• WHAT TO PRODUCE: An exact copy of all the data is required, with pictures left out.

• DATA ENTRIES:
BEGIN
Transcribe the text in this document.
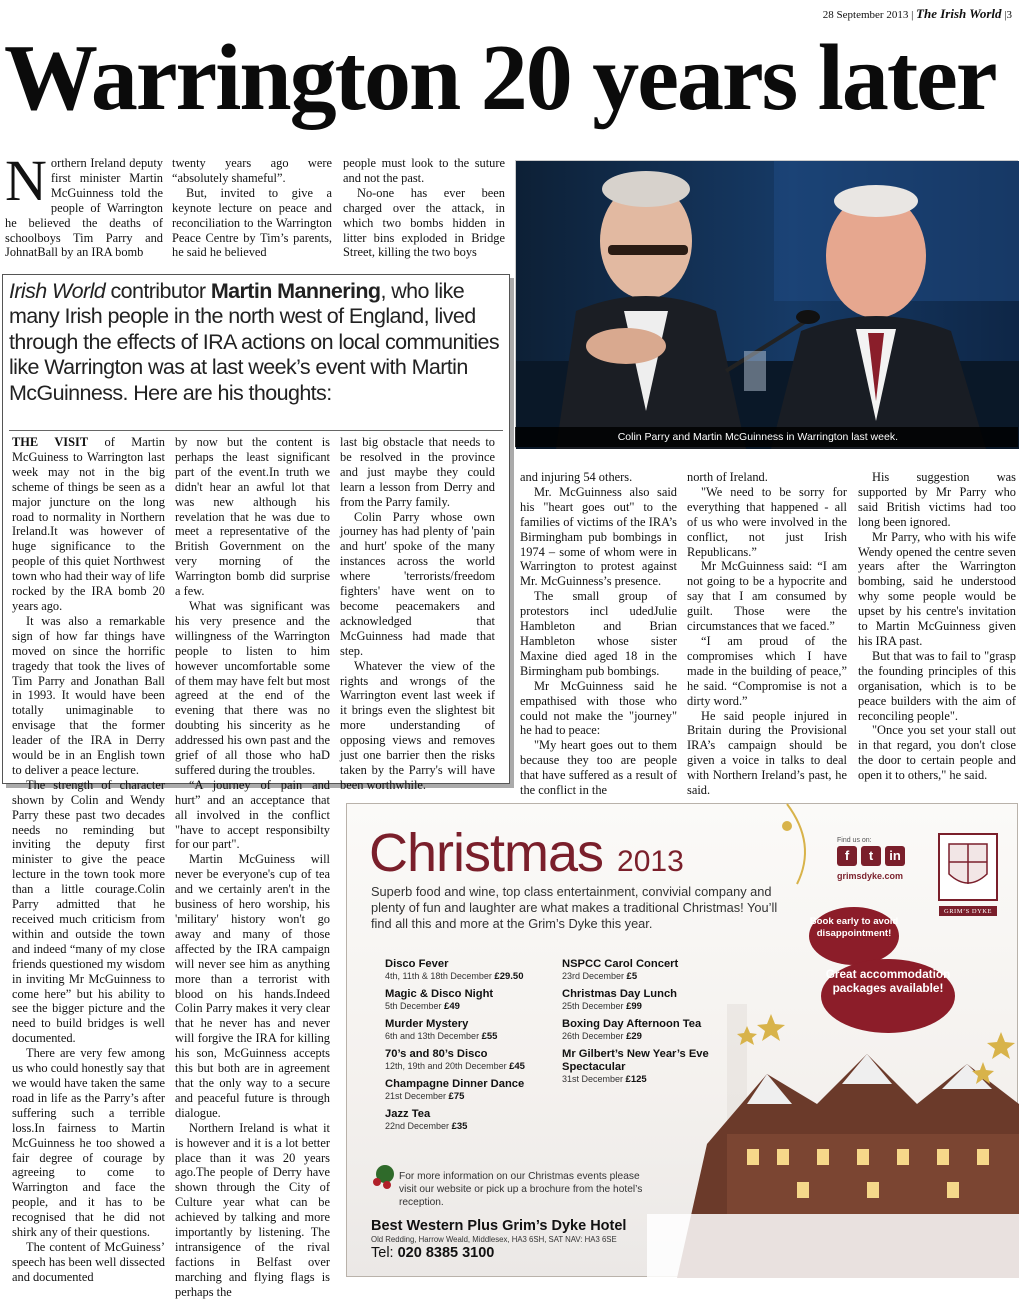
28 September 2013 | The Irish World |3
Warrington 20 years later

Northern Ireland deputy first minister Martin McGuinness told the people of Warrington he believed the deaths of schoolboys Tim Parry and JohnatBall by an IRA bomb

twenty years ago were “absolutely shameful”.

But, invited to give a keynote lecture on peace and reconciliation to the Warrington Peace Centre by Tim’s parents, he said he believed

people must look to the suture and not the past.

No-one has ever been charged over the attack, in which two bombs hidden in litter bins exploded in Bridge Street, killing the two boys

Colin Parry and Martin McGuinness in Warrington last week.
Irish World contributor Martin Mannering, who like many Irish people in the north west of England, lived through the effects of IRA actions on local communities like Warrington was at last week’s event with Martin McGuinness. Here are his thoughts:

THE VISIT of Martin McGuiness to Warrington last week may not in the big scheme of things be seen as a major juncture on the long road to normality in Northern Ireland.It was however of huge significance to the people of this quiet Northwest town who had their way of life rocked by the IRA bomb 20 years ago.

It was also a remarkable sign of how far things have moved on since the horrific tragedy that took the lives of Tim Parry and Jonathan Ball in 1993. It would have been totally unimaginable to envisage that the former leader of the IRA in Derry would be in an English town to deliver a peace lecture.

The strength of character shown by Colin and Wendy Parry these past two decades needs no reminding but inviting the deputy first minister to give the peace lecture in the town took more than a little courage.Colin Parry admitted that he received much criticism from within and outside the town and indeed “many of my close friends questioned my wisdom in inviting Mr McGuinness to come here” but his ability to see the bigger picture and the need to build bridges is well documented.

There are very few among us who could honestly say that we would have taken the same road in life as the Parry’s after suffering such a terrible loss.In fairness to Martin McGuinness he too showed a fair degree of courage by agreeing to come to Warrington and face the people, and it has to be recognised that he did not shirk any of their questions.

The content of McGuiness’ speech has been well dissected and documented

by now but the content is perhaps the least significant part of the event.In truth we didn't hear an awful lot that was new although his revelation that he was due to meet a representative of the British Government on the very morning of the Warrington bomb did surprise a few.

What was significant was his very presence and the willingness of the Warrington people to listen to him however uncomfortable some of them may have felt but most agreed at the end of the evening that there was no doubting his sincerity as he addressed his own past and the grief of all those who haD suffered during the troubles.

“A journey of pain and hurt” and an acceptance that all involved in the conflict "have to accept responsibilty for our part".

Martin McGuiness will never be everyone's cup of tea and we certainly aren't in the business of hero worship, his 'military' history won't go away and many of those affected by the IRA campaign will never see him as anything more than a terrorist with blood on his hands.Indeed Colin Parry makes it very clear that he never has and never will forgive the IRA for killing his son, McGuinness accepts this but both are in agreement that the only way to a secure and peaceful future is through dialogue.

Northern Ireland is what it is however and it is a lot better place than it was 20 years ago.The people of Derry have shown through the City of Culture year what can be achieved by talking and more importantly by listening. The intransigence of the rival factions in Belfast over marching and flying flags is perhaps the

last big obstacle that needs to be resolved in the province and just maybe they could learn a lesson from Derry and from the Parry family.

Colin Parry whose own journey has had plenty of 'pain and hurt' spoke of the many instances across the world where 'terrorists/freedom fighters' have went on to become peacemakers and acknowledged that McGuinness had made that step.

Whatever the view of the rights and wrongs of the Warrington event last week if it brings even the slightest bit more understanding of opposing views and removes just one barrier then the risks taken by the Parry's will have been worthwhile.

and injuring 54 others.

Mr. McGuinness also said his "heart goes out" to the families of victims of the IRA’s Birmingham pub bombings in 1974 – some of whom were in Warrington to protest against Mr. McGuinness’s presence.

The small group of protestors incl udedJulie Hambleton and Brian Hambleton whose sister Maxine died aged 18 in the Birmingham pub bombings.

Mr McGuinness said he empathised with those who could not make the "journey" he had to peace:

"My heart goes out to them because they too are people that have suffered as a result of the conflict in the

north of Ireland.

"We need to be sorry for everything that happened - all of us who were involved in the conflict, not just Irish Republicans.”

Mr McGuinness said: “I am not going to be a hypocrite and say that I am consumed by guilt. Those were the circumstances that we faced.”

“I am proud of the compromises which I have made in the building of peace,” he said. “Compromise is not a dirty word.”

He said people injured in Britain during the Provisional IRA’s campaign should be given a voice in talks to deal with Northern Ireland’s past, he said.

His suggestion was supported by Mr Parry who said British victims had too long been ignored.

Mr Parry, who with his wife Wendy opened the centre seven years after the Warrington bombing, said he understood why some people would be upset by his centre's invitation to Martin McGuinness given his IRA past.

But that was to fail to "grasp the founding principles of this organisation, which is to be peace builders with the aim of reconciling people".

"Once you set your stall out in that regard, you don't close the door to certain people and open it to others," he said.

Christmas 2013
Superb food and wine, top class entertainment, convivial company and plenty of fun and laughter are what makes a traditional Christmas! You’ll find all this and more at the Grim’s Dyke this year.
Find us on:
f	t	in
grimsdyke.com
GRIM’S DYKE
Book early to avoid disappointment!
Great accommodation packages available!
Disco Fever
4th, 11th & 18th December £29.50
Magic & Disco Night
5th December £49
Murder Mystery
6th and 13th December £55
70’s and 80’s Disco
12th, 19th and 20th December £45
Champagne Dinner Dance
21st December £75
Jazz Tea
22nd December £35
NSPCC Carol Concert
23rd December £5
Christmas Day Lunch
25th December £99
Boxing Day Afternoon Tea
26th December £29
Mr Gilbert’s New Year’s Eve Spectacular
31st December £125
For more information on our Christmas events please visit our website or pick up a brochure from the hotel’s reception.
Best Western Plus Grim’s Dyke Hotel
Old Redding, Harrow Weald, Middlesex, HA3 6SH, SAT NAV: HA3 6SE
Tel: 020 8385 3100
END
• OUTPUT FOR THIS TASK:
Transcribe the text in this document.
28 September 2013 | The Irish World |3
Warrington 20 years later

Northern Ireland deputy first minister Martin McGuinness told the people of Warrington he believed the deaths of schoolboys Tim Parry and JohnatBall by an IRA bomb

twenty years ago were “absolutely shameful”.

But, invited to give a keynote lecture on peace and reconciliation to the Warrington Peace Centre by Tim’s parents, he said he believed

people must look to the suture and not the past.

No-one has ever been charged over the attack, in which two bombs hidden in litter bins exploded in Bridge Street, killing the two boys

Colin Parry and Martin McGuinness in Warrington last week.
Irish World contributor Martin Mannering, who like many Irish people in the north west of England, lived through the effects of IRA actions on local communities like Warrington was at last week’s event with Martin McGuinness. Here are his thoughts:

THE VISIT of Martin McGuiness to Warrington last week may not in the big scheme of things be seen as a major juncture on the long road to normality in Northern Ireland.It was however of huge significance to the people of this quiet Northwest town who had their way of life rocked by the IRA bomb 20 years ago.

It was also a remarkable sign of how far things have moved on since the horrific tragedy that took the lives of Tim Parry and Jonathan Ball in 1993. It would have been totally unimaginable to envisage that the former leader of the IRA in Derry would be in an English town to deliver a peace lecture.

The strength of character shown by Colin and Wendy Parry these past two decades needs no reminding but inviting the deputy first minister to give the peace lecture in the town took more than a little courage.Colin Parry admitted that he received much criticism from within and outside the town and indeed “many of my close friends questioned my wisdom in inviting Mr McGuinness to come here” but his ability to see the bigger picture and the need to build bridges is well documented.

There are very few among us who could honestly say that we would have taken the same road in life as the Parry’s after suffering such a terrible loss.In fairness to Martin McGuinness he too showed a fair degree of courage by agreeing to come to Warrington and face the people, and it has to be recognised that he did not shirk any of their questions.

The content of McGuiness’ speech has been well dissected and documented

by now but the content is perhaps the least significant part of the event.In truth we didn't hear an awful lot that was new although his revelation that he was due to meet a representative of the British Government on the very morning of the Warrington bomb did surprise a few.

What was significant was his very presence and the willingness of the Warrington people to listen to him however uncomfortable some of them may have felt but most agreed at the end of the evening that there was no doubting his sincerity as he addressed his own past and the grief of all those who haD suffered during the troubles.

“A journey of pain and hurt” and an acceptance that all involved in the conflict "have to accept responsibilty for our part".

Martin McGuiness will never be everyone's cup of tea and we certainly aren't in the business of hero worship, his 'military' history won't go away and many of those affected by the IRA campaign will never see him as anything more than a terrorist with blood on his hands.Indeed Colin Parry makes it very clear that he never has and never will forgive the IRA for killing his son, McGuinness accepts this but both are in agreement that the only way to a secure and peaceful future is through dialogue.

Northern Ireland is what it is however and it is a lot better place than it was 20 years ago.The people of Derry have shown through the City of Culture year what can be achieved by talking and more importantly by listening. The intransigence of the rival factions in Belfast over marching and flying flags is perhaps the

last big obstacle that needs to be resolved in the province and just maybe they could learn a lesson from Derry and from the Parry family.

Colin Parry whose own journey has had plenty of 'pain and hurt' spoke of the many instances across the world where 'terrorists/freedom fighters' have went on to become peacemakers and acknowledged that McGuinness had made that step.

Whatever the view of the rights and wrongs of the Warrington event last week if it brings even the slightest bit more understanding of opposing views and removes just one barrier then the risks taken by the Parry's will have been worthwhile.

and injuring 54 others.

Mr. McGuinness also said his "heart goes out" to the families of victims of the IRA’s Birmingham pub bombings in 1974 – some of whom were in Warrington to protest against Mr. McGuinness’s presence.

The small group of protestors incl udedJulie Hambleton and Brian Hambleton whose sister Maxine died aged 18 in the Birmingham pub bombings.

Mr McGuinness said he empathised with those who could not make the "journey" he had to peace:

"My heart goes out to them because they too are people that have suffered as a result of the conflict in the

north of Ireland.

"We need to be sorry for everything that happened - all of us who were involved in the conflict, not just Irish Republicans.”

Mr McGuinness said: “I am not going to be a hypocrite and say that I am consumed by guilt. Those were the circumstances that we faced.”

“I am proud of the compromises which I have made in the building of peace,” he said. “Compromise is not a dirty word.”

He said people injured in Britain during the Provisional IRA’s campaign should be given a voice in talks to deal with Northern Ireland’s past, he said.

His suggestion was supported by Mr Parry who said British victims had too long been ignored.

Mr Parry, who with his wife Wendy opened the centre seven years after the Warrington bombing, said he understood why some people would be upset by his centre's invitation to Martin McGuinness given his IRA past.

But that was to fail to "grasp the founding principles of this organisation, which is to be peace builders with the aim of reconciling people".

"Once you set your stall out in that regard, you don't close the door to certain people and open it to others," he said.

Christmas 2013
Superb food and wine, top class entertainment, convivial company and plenty of fun and laughter are what makes a traditional Christmas! You’ll find all this and more at the Grim’s Dyke this year.
Find us on:
f	t	in
grimsdyke.com
GRIM’S DYKE
Book early to avoid disappointment!
Great accommodation packages available!
Disco Fever
4th, 11th & 18th December £29.50
Magic & Disco Night
5th December £49
Murder Mystery
6th and 13th December £55
70’s and 80’s Disco
12th, 19th and 20th December £45
Champagne Dinner Dance
21st December £75
Jazz Tea
22nd December £35
NSPCC Carol Concert
23rd December £5
Christmas Day Lunch
25th December £99
Boxing Day Afternoon Tea
26th December £29
Mr Gilbert’s New Year’s Eve Spectacular
31st December £125
For more information on our Christmas events please visit our website or pick up a brochure from the hotel’s reception.
Best Western Plus Grim’s Dyke Hotel
Old Redding, Harrow Weald, Middlesex, HA3 6SH, SAT NAV: HA3 6SE
Tel: 020 8385 3100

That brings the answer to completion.